(Entries from a dataset)
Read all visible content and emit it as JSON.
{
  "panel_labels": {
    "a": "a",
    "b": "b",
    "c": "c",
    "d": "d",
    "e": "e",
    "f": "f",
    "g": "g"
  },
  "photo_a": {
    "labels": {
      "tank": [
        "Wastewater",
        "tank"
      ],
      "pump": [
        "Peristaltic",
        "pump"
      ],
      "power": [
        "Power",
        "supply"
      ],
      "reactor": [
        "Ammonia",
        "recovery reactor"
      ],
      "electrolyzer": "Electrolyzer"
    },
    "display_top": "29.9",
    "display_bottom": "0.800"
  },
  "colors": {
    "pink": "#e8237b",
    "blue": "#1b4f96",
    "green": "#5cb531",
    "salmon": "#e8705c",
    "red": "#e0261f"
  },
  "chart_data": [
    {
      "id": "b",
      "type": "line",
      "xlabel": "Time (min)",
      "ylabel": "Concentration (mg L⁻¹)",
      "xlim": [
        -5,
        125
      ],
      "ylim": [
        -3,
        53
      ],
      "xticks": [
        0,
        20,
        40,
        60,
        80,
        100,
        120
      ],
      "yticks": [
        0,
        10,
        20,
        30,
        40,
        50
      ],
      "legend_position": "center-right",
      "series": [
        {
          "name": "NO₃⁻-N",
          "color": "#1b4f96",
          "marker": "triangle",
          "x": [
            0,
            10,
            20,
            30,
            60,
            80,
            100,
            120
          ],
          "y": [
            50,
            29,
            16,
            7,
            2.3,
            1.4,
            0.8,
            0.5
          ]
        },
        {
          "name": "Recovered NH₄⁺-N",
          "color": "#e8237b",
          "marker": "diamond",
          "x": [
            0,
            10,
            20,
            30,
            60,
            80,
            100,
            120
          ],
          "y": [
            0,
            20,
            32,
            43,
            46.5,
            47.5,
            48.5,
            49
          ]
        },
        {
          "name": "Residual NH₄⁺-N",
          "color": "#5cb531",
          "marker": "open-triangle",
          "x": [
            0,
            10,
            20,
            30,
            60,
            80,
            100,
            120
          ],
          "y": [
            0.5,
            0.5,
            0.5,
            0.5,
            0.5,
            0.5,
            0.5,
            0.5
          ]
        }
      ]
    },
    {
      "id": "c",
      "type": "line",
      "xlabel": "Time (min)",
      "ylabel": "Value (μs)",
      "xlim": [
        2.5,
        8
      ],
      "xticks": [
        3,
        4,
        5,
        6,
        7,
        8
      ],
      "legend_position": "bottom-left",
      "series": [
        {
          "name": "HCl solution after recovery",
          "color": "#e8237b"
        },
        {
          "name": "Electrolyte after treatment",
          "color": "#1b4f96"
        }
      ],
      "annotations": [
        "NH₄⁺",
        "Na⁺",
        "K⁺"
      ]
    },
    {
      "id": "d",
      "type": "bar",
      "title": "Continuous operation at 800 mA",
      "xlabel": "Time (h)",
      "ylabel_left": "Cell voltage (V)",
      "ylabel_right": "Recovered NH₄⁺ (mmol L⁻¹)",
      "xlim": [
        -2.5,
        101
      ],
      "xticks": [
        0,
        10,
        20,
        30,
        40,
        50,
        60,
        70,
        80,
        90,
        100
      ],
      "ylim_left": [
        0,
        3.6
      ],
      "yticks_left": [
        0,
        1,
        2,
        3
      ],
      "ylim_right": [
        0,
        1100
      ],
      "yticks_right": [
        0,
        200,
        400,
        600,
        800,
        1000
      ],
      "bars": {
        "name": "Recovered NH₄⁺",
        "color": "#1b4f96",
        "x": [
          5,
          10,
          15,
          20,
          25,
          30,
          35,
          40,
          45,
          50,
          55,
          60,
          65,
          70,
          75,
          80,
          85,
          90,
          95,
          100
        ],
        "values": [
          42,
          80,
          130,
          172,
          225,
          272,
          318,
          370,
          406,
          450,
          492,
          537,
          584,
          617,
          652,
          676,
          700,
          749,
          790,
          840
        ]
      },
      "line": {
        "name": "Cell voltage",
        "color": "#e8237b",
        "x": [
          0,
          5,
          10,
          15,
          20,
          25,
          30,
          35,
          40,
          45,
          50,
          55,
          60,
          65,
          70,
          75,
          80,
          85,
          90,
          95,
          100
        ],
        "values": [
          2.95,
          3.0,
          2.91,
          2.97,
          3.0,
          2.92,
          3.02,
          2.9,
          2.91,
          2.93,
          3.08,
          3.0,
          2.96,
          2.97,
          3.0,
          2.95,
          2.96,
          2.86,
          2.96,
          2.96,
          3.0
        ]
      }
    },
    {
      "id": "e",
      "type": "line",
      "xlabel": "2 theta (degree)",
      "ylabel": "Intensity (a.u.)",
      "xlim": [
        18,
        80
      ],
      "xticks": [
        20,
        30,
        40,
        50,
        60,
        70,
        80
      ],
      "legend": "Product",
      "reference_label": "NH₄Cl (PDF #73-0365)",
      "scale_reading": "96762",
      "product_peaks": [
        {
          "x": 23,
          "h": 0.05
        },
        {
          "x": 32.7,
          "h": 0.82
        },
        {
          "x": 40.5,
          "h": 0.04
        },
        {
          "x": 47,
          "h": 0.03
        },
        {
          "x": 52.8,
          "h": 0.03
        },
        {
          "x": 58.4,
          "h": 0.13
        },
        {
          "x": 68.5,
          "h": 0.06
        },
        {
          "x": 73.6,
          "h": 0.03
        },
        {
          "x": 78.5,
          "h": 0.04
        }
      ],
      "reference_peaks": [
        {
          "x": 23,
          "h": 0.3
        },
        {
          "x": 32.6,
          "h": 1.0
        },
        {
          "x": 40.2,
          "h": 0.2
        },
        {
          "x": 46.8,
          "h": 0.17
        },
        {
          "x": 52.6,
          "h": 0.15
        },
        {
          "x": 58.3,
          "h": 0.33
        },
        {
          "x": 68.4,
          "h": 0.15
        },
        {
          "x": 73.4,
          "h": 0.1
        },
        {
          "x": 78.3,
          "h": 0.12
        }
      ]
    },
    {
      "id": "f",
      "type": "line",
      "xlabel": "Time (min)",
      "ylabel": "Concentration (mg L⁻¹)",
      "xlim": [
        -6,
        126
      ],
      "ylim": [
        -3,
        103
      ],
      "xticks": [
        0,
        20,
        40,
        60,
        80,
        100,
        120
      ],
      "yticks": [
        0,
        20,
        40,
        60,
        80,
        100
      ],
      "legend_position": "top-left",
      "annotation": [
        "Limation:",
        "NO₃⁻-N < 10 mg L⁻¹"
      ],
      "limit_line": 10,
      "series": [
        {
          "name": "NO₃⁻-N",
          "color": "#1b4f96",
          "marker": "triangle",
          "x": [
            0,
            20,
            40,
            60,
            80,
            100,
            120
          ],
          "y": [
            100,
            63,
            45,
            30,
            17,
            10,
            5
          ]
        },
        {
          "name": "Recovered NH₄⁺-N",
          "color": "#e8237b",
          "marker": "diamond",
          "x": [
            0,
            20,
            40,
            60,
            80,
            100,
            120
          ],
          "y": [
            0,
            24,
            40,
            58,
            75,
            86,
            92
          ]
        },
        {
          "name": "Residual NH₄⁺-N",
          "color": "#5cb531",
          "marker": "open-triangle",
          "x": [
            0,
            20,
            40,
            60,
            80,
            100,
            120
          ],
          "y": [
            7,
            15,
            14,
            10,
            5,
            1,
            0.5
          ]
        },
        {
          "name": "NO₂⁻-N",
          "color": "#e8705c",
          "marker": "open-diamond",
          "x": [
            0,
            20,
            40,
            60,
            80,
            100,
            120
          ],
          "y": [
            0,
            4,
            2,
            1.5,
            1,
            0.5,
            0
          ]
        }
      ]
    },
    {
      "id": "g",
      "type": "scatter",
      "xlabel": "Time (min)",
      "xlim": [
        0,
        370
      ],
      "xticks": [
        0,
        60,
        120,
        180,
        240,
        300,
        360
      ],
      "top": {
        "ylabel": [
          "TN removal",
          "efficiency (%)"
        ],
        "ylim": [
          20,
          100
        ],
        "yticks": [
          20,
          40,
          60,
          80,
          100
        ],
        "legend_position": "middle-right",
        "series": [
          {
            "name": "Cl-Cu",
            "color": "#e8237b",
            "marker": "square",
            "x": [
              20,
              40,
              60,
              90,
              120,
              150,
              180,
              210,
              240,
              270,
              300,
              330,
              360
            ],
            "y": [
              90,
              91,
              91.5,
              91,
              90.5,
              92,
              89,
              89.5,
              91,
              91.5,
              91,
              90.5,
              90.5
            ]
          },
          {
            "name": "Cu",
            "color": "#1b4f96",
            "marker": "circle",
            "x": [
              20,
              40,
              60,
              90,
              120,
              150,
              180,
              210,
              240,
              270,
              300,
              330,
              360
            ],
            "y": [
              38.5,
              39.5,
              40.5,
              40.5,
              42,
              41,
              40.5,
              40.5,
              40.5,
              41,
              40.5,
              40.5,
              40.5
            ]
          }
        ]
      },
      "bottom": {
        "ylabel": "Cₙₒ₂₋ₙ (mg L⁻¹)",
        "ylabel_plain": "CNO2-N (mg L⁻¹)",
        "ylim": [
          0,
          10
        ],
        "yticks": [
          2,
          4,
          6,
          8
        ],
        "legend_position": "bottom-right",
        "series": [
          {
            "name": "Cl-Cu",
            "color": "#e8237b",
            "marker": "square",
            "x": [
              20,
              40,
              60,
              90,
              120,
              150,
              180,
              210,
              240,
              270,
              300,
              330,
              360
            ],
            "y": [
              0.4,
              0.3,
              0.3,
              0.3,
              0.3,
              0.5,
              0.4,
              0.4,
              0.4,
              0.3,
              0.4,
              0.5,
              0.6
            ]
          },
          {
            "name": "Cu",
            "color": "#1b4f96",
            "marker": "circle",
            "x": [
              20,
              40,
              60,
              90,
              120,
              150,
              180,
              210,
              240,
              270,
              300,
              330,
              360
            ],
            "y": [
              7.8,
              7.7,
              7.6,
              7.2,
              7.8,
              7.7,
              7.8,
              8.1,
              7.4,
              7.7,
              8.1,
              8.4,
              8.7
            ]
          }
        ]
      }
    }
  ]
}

TASK OBJECTIVE -
Pull out every line in the data above that has the word "Recovered".

RESULT OF THE TASK -
          "name": "Recovered NH₄⁺-N",
      "ylabel_right": "Recovered NH₄⁺ (mmol L⁻¹)",
        "name": "Recovered NH₄⁺",
          "name": "Recovered NH₄⁺-N",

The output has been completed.